[begin Extracted information]

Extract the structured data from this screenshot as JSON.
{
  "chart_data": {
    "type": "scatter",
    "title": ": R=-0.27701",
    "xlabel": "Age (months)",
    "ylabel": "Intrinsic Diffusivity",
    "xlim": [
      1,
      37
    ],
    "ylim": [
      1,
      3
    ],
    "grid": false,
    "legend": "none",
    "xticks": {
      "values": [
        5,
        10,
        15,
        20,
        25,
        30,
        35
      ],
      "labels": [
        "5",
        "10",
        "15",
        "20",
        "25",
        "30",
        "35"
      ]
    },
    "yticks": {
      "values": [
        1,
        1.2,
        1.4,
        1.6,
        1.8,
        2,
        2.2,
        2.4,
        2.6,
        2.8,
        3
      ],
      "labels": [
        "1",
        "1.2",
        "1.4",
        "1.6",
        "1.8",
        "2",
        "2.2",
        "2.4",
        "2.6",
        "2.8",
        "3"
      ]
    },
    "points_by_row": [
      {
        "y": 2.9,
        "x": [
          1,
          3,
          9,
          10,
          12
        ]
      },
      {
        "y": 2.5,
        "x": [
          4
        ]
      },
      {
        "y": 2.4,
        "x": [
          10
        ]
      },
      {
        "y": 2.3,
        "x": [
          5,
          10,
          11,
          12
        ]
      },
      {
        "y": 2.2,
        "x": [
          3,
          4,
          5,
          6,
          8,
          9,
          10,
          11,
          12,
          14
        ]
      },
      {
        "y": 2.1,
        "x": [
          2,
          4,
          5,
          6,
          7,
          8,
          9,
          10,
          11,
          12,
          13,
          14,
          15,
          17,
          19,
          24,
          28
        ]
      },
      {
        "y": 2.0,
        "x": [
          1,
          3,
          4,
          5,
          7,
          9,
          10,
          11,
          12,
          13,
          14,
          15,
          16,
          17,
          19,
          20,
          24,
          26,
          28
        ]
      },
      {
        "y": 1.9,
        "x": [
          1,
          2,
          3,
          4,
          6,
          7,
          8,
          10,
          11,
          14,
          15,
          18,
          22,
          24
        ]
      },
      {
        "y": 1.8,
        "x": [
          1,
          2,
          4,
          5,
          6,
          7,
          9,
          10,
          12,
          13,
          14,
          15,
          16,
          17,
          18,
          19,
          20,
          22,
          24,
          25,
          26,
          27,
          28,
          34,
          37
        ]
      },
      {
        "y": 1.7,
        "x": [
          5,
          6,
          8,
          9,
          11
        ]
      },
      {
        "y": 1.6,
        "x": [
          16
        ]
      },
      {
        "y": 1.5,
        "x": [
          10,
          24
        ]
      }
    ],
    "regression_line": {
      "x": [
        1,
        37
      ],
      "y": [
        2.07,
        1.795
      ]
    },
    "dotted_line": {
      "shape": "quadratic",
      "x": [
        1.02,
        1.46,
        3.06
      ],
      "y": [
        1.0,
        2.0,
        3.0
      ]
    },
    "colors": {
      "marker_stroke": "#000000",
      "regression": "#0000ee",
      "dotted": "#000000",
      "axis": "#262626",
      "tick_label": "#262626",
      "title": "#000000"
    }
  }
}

[end Extracted information]

Stated goal: Transcribe every line of the data, exactly as it stands.

Output below:
Extract the structured data from this screenshot as JSON.
{
  "chart_data": {
    "type": "scatter",
    "title": ": R=-0.27701",
    "xlabel": "Age (months)",
    "ylabel": "Intrinsic Diffusivity",
    "xlim": [
      1,
      37
    ],
    "ylim": [
      1,
      3
    ],
    "grid": false,
    "legend": "none",
    "xticks": {
      "values": [
        5,
        10,
        15,
        20,
        25,
        30,
        35
      ],
      "labels": [
        "5",
        "10",
        "15",
        "20",
        "25",
        "30",
        "35"
      ]
    },
    "yticks": {
      "values": [
        1,
        1.2,
        1.4,
        1.6,
        1.8,
        2,
        2.2,
        2.4,
        2.6,
        2.8,
        3
      ],
      "labels": [
        "1",
        "1.2",
        "1.4",
        "1.6",
        "1.8",
        "2",
        "2.2",
        "2.4",
        "2.6",
        "2.8",
        "3"
      ]
    },
    "points_by_row": [
      {
        "y": 2.9,
        "x": [
          1,
          3,
          9,
          10,
          12
        ]
      },
      {
        "y": 2.5,
        "x": [
          4
        ]
      },
      {
        "y": 2.4,
        "x": [
          10
        ]
      },
      {
        "y": 2.3,
        "x": [
          5,
          10,
          11,
          12
        ]
      },
      {
        "y": 2.2,
        "x": [
          3,
          4,
          5,
          6,
          8,
          9,
          10,
          11,
          12,
          14
        ]
      },
      {
        "y": 2.1,
        "x": [
          2,
          4,
          5,
          6,
          7,
          8,
          9,
          10,
          11,
          12,
          13,
          14,
          15,
          17,
          19,
          24,
          28
        ]
      },
      {
        "y": 2.0,
        "x": [
          1,
          3,
          4,
          5,
          7,
          9,
          10,
          11,
          12,
          13,
          14,
          15,
          16,
          17,
          19,
          20,
          24,
          26,
          28
        ]
      },
      {
        "y": 1.9,
        "x": [
          1,
          2,
          3,
          4,
          6,
          7,
          8,
          10,
          11,
          14,
          15,
          18,
          22,
          24
        ]
      },
      {
        "y": 1.8,
        "x": [
          1,
          2,
          4,
          5,
          6,
          7,
          9,
          10,
          12,
          13,
          14,
          15,
          16,
          17,
          18,
          19,
          20,
          22,
          24,
          25,
          26,
          27,
          28,
          34,
          37
        ]
      },
      {
        "y": 1.7,
        "x": [
          5,
          6,
          8,
          9,
          11
        ]
      },
      {
        "y": 1.6,
        "x": [
          16
        ]
      },
      {
        "y": 1.5,
        "x": [
          10,
          24
        ]
      }
    ],
    "regression_line": {
      "x": [
        1,
        37
      ],
      "y": [
        2.07,
        1.795
      ]
    },
    "dotted_line": {
      "shape": "quadratic",
      "x": [
        1.02,
        1.46,
        3.06
      ],
      "y": [
        1.0,
        2.0,
        3.0
      ]
    },
    "colors": {
      "marker_stroke": "#000000",
      "regression": "#0000ee",
      "dotted": "#000000",
      "axis": "#262626",
      "tick_label": "#262626",
      "title": "#000000"
    }
  }
}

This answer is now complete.